Omit every picture and return the rest of the data unaltered.

> _Saved entries_
================================
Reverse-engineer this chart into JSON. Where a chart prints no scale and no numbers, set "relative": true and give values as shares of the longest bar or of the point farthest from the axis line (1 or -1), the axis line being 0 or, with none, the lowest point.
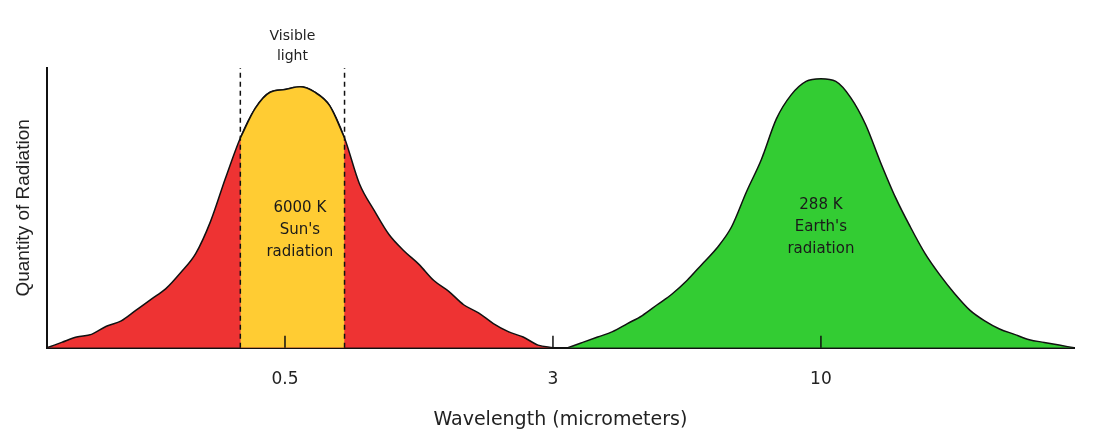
{
  "chart_data": {
    "type": "area",
    "relative": true,
    "xlabel": "Wavelength (micrometers)",
    "ylabel": "Quantity of Radiation",
    "categories": [
      null,
      null,
      null,
      null,
      null,
      null,
      null,
      null,
      null,
      null,
      null,
      null,
      null,
      null,
      null,
      null,
      "0.5",
      null,
      null,
      null,
      null,
      null,
      null,
      null,
      null,
      null,
      null,
      null,
      null,
      null,
      null,
      null,
      null,
      null,
      "3",
      null,
      null,
      null,
      null,
      null,
      null,
      null,
      null,
      null,
      null,
      null,
      null,
      null,
      null,
      null,
      null,
      null,
      "10",
      null,
      null,
      null,
      null,
      null,
      null,
      null,
      null,
      null,
      null,
      null,
      null,
      null,
      null,
      null,
      null,
      null
    ],
    "series": [
      {
        "name": "6000 K Sun's radiation",
        "color": "#ee3333",
        "values": [
          0,
          0.02,
          0.04,
          0.05,
          0.08,
          0.1,
          0.14,
          0.18,
          0.22,
          0.28,
          0.35,
          0.47,
          0.63,
          0.78,
          0.89,
          0.95,
          0.96,
          0.97,
          0.95,
          0.9,
          0.78,
          0.61,
          0.51,
          0.42,
          0.36,
          0.31,
          0.25,
          0.21,
          0.16,
          0.13,
          0.09,
          0.06,
          0.04,
          0.01,
          0,
          null,
          null,
          null,
          null,
          null,
          null,
          null,
          null,
          null,
          null,
          null,
          null,
          null,
          null,
          null,
          null,
          null,
          null,
          null,
          null,
          null,
          null,
          null,
          null,
          null,
          null,
          null,
          null,
          null,
          null,
          null,
          null,
          null,
          null,
          null
        ]
      },
      {
        "color": "#ffcc33",
        "values": [
          null,
          null,
          null,
          null,
          null,
          null,
          null,
          null,
          null,
          null,
          null,
          null,
          null,
          0.78,
          0.89,
          0.95,
          0.96,
          0.97,
          0.95,
          0.9,
          0.78,
          null,
          null,
          null,
          null,
          null,
          null,
          null,
          null,
          null,
          null,
          null,
          null,
          null,
          null,
          null,
          null,
          null,
          null,
          null,
          null,
          null,
          null,
          null,
          null,
          null,
          null,
          null,
          null,
          null,
          null,
          null,
          null,
          null,
          null,
          null,
          null,
          null,
          null,
          null,
          null,
          null,
          null,
          null,
          null,
          null,
          null,
          null,
          null,
          null
        ]
      },
      {
        "name": "288 K Earth's radiation",
        "color": "#33cc33",
        "values": [
          null,
          null,
          null,
          null,
          null,
          null,
          null,
          null,
          null,
          null,
          null,
          null,
          null,
          null,
          null,
          null,
          null,
          null,
          null,
          null,
          null,
          null,
          null,
          null,
          null,
          null,
          null,
          null,
          null,
          null,
          null,
          null,
          null,
          null,
          null,
          0,
          0.02,
          0.04,
          0.06,
          0.09,
          0.12,
          0.16,
          0.2,
          0.25,
          0.31,
          0.37,
          0.45,
          0.58,
          0.7,
          0.85,
          0.94,
          0.99,
          1.0,
          0.99,
          0.93,
          0.83,
          0.69,
          0.56,
          0.45,
          0.35,
          0.27,
          0.2,
          0.14,
          0.1,
          0.07,
          0.05,
          0.03,
          0.02,
          0.01,
          0
        ]
      }
    ],
    "annotations": [
      "Visible light"
    ]
  }
}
================================
> _Written reply_
Reverse-engineer this chart into JSON. Where a chart prints no scale and no numbers, set "relative": true and give values as shares of the longest bar or of the point farthest from the axis line (1 or -1), the axis line being 0 or, with none, the lowest point.
{
  "chart_data": {
    "type": "area",
    "relative": true,
    "xlabel": "Wavelength (micrometers)",
    "ylabel": "Quantity of Radiation",
    "categories": [
      null,
      null,
      null,
      null,
      null,
      null,
      null,
      null,
      null,
      null,
      null,
      null,
      null,
      null,
      null,
      null,
      "0.5",
      null,
      null,
      null,
      null,
      null,
      null,
      null,
      null,
      null,
      null,
      null,
      null,
      null,
      null,
      null,
      null,
      null,
      "3",
      null,
      null,
      null,
      null,
      null,
      null,
      null,
      null,
      null,
      null,
      null,
      null,
      null,
      null,
      null,
      null,
      null,
      "10",
      null,
      null,
      null,
      null,
      null,
      null,
      null,
      null,
      null,
      null,
      null,
      null,
      null,
      null,
      null,
      null,
      null
    ],
    "series": [
      {
        "name": "6000 K Sun's radiation",
        "color": "#ee3333",
        "values": [
          0,
          0.02,
          0.04,
          0.05,
          0.08,
          0.1,
          0.14,
          0.18,
          0.22,
          0.28,
          0.35,
          0.47,
          0.63,
          0.78,
          0.89,
          0.95,
          0.96,
          0.97,
          0.95,
          0.9,
          0.78,
          0.61,
          0.51,
          0.42,
          0.36,
          0.31,
          0.25,
          0.21,
          0.16,
          0.13,
          0.09,
          0.06,
          0.04,
          0.01,
          0,
          null,
          null,
          null,
          null,
          null,
          null,
          null,
          null,
          null,
          null,
          null,
          null,
          null,
          null,
          null,
          null,
          null,
          null,
          null,
          null,
          null,
          null,
          null,
          null,
          null,
          null,
          null,
          null,
          null,
          null,
          null,
          null,
          null,
          null,
          null
        ]
      },
      {
        "color": "#ffcc33",
        "values": [
          null,
          null,
          null,
          null,
          null,
          null,
          null,
          null,
          null,
          null,
          null,
          null,
          null,
          0.78,
          0.89,
          0.95,
          0.96,
          0.97,
          0.95,
          0.9,
          0.78,
          null,
          null,
          null,
          null,
          null,
          null,
          null,
          null,
          null,
          null,
          null,
          null,
          null,
          null,
          null,
          null,
          null,
          null,
          null,
          null,
          null,
          null,
          null,
          null,
          null,
          null,
          null,
          null,
          null,
          null,
          null,
          null,
          null,
          null,
          null,
          null,
          null,
          null,
          null,
          null,
          null,
          null,
          null,
          null,
          null,
          null,
          null,
          null,
          null
        ]
      },
      {
        "name": "288 K Earth's radiation",
        "color": "#33cc33",
        "values": [
          null,
          null,
          null,
          null,
          null,
          null,
          null,
          null,
          null,
          null,
          null,
          null,
          null,
          null,
          null,
          null,
          null,
          null,
          null,
          null,
          null,
          null,
          null,
          null,
          null,
          null,
          null,
          null,
          null,
          null,
          null,
          null,
          null,
          null,
          null,
          0,
          0.02,
          0.04,
          0.06,
          0.09,
          0.12,
          0.16,
          0.2,
          0.25,
          0.31,
          0.37,
          0.45,
          0.58,
          0.7,
          0.85,
          0.94,
          0.99,
          1.0,
          0.99,
          0.93,
          0.83,
          0.69,
          0.56,
          0.45,
          0.35,
          0.27,
          0.2,
          0.14,
          0.1,
          0.07,
          0.05,
          0.03,
          0.02,
          0.01,
          0
        ]
      }
    ],
    "annotations": [
      "Visible light"
    ]
  }
}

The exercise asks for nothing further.